What needs to be done —
Provide an exact reproduction of every entry.

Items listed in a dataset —
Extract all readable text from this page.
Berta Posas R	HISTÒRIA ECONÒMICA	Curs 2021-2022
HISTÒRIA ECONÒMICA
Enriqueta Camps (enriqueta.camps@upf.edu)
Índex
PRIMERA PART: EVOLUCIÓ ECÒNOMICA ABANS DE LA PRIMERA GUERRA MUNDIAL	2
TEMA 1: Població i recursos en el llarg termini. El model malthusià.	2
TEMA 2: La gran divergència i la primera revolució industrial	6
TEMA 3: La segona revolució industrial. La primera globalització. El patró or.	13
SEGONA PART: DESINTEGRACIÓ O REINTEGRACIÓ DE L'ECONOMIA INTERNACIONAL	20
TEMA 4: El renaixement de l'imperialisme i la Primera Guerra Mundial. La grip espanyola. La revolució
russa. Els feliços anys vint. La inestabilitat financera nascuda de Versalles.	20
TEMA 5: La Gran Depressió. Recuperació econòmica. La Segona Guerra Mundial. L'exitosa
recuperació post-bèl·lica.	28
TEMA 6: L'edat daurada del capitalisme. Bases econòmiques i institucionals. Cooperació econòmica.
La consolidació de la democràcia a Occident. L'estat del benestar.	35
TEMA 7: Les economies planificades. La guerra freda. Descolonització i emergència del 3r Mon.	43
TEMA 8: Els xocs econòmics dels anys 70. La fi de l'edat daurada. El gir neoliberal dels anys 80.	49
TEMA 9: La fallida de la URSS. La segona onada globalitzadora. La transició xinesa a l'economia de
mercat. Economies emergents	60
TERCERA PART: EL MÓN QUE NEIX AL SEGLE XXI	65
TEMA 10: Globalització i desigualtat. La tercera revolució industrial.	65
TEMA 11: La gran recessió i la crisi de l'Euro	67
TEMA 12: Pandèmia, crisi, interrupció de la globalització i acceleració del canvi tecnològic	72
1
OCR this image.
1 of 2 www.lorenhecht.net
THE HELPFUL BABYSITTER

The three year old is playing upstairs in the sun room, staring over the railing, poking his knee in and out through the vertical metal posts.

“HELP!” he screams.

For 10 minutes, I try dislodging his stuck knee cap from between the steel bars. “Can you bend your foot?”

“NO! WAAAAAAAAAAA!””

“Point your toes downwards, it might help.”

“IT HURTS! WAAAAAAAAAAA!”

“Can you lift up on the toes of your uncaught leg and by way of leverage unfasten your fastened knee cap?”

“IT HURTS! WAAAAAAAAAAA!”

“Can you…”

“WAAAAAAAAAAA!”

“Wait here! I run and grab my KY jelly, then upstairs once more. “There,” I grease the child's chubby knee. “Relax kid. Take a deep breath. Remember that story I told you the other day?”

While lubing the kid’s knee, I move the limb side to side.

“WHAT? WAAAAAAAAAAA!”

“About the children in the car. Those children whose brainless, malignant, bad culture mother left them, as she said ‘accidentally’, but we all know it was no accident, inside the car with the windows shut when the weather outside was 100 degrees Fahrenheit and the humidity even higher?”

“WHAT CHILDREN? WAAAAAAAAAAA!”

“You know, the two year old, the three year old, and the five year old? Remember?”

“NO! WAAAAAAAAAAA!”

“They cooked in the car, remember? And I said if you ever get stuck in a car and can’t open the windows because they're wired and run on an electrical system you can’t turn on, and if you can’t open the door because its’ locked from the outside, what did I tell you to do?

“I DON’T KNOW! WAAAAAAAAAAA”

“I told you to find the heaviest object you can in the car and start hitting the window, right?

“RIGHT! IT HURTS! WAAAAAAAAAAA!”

The solution —
Extract all readable text from this page.
Berta Posas R	HISTÒRIA ECONÒMICA	Curs 2021-2022
HISTÒRIA ECONÒMICA
Enriqueta Camps (enriqueta.camps@upf.edu)
Índex
PRIMERA PART: EVOLUCIÓ ECÒNOMICA ABANS DE LA PRIMERA GUERRA MUNDIAL	2
TEMA 1: Població i recursos en el llarg termini. El model malthusià.	2
TEMA 2: La gran divergència i la primera revolució industrial	6
TEMA 3: La segona revolució industrial. La primera globalització. El patró or.	13
SEGONA PART: DESINTEGRACIÓ O REINTEGRACIÓ DE L'ECONOMIA INTERNACIONAL	20
TEMA 4: El renaixement de l'imperialisme i la Primera Guerra Mundial. La grip espanyola. La revolució
russa. Els feliços anys vint. La inestabilitat financera nascuda de Versalles.	20
TEMA 5: La Gran Depressió. Recuperació econòmica. La Segona Guerra Mundial. L'exitosa
recuperació post-bèl·lica.	28
TEMA 6: L'edat daurada del capitalisme. Bases econòmiques i institucionals. Cooperació econòmica.
La consolidació de la democràcia a Occident. L'estat del benestar.	35
TEMA 7: Les economies planificades. La guerra freda. Descolonització i emergència del 3r Mon.	43
TEMA 8: Els xocs econòmics dels anys 70. La fi de l'edat daurada. El gir neoliberal dels anys 80.	49
TEMA 9: La fallida de la URSS. La segona onada globalitzadora. La transició xinesa a l'economia de
mercat. Economies emergents	60
TERCERA PART: EL MÓN QUE NEIX AL SEGLE XXI	65
TEMA 10: Globalització i desigualtat. La tercera revolució industrial.	65
TEMA 11: La gran recessió i la crisi de l'Euro	67
TEMA 12: Pandèmia, crisi, interrupció de la globalització i acceleració del canvi tecnològic	72
1
OCR this image.
1 of 2 www.lorenhecht.net
THE HELPFUL BABYSITTER

The three year old is playing upstairs in the sun room, staring over the railing, poking his knee in and out through the vertical metal posts.

“HELP!” he screams.

For 10 minutes, I try dislodging his stuck knee cap from between the steel bars. “Can you bend your foot?”

“NO! WAAAAAAAAAAA!””

“Point your toes downwards, it might help.”

“IT HURTS! WAAAAAAAAAAA!”

“Can you lift up on the toes of your uncaught leg and by way of leverage unfasten your fastened knee cap?”

“IT HURTS! WAAAAAAAAAAA!”

“Can you…”

“WAAAAAAAAAAA!”

“Wait here! I run and grab my KY jelly, then upstairs once more. “There,” I grease the child's chubby knee. “Relax kid. Take a deep breath. Remember that story I told you the other day?”

While lubing the kid’s knee, I move the limb side to side.

“WHAT? WAAAAAAAAAAA!”

“About the children in the car. Those children whose brainless, malignant, bad culture mother left them, as she said ‘accidentally’, but we all know it was no accident, inside the car with the windows shut when the weather outside was 100 degrees Fahrenheit and the humidity even higher?”

“WHAT CHILDREN? WAAAAAAAAAAA!”

“You know, the two year old, the three year old, and the five year old? Remember?”

“NO! WAAAAAAAAAAA!”

“They cooked in the car, remember? And I said if you ever get stuck in a car and can’t open the windows because they're wired and run on an electrical system you can’t turn on, and if you can’t open the door because its’ locked from the outside, what did I tell you to do?

“I DON’T KNOW! WAAAAAAAAAAA”

“I told you to find the heaviest object you can in the car and start hitting the window, right?

“RIGHT! IT HURTS! WAAAAAAAAAAA!”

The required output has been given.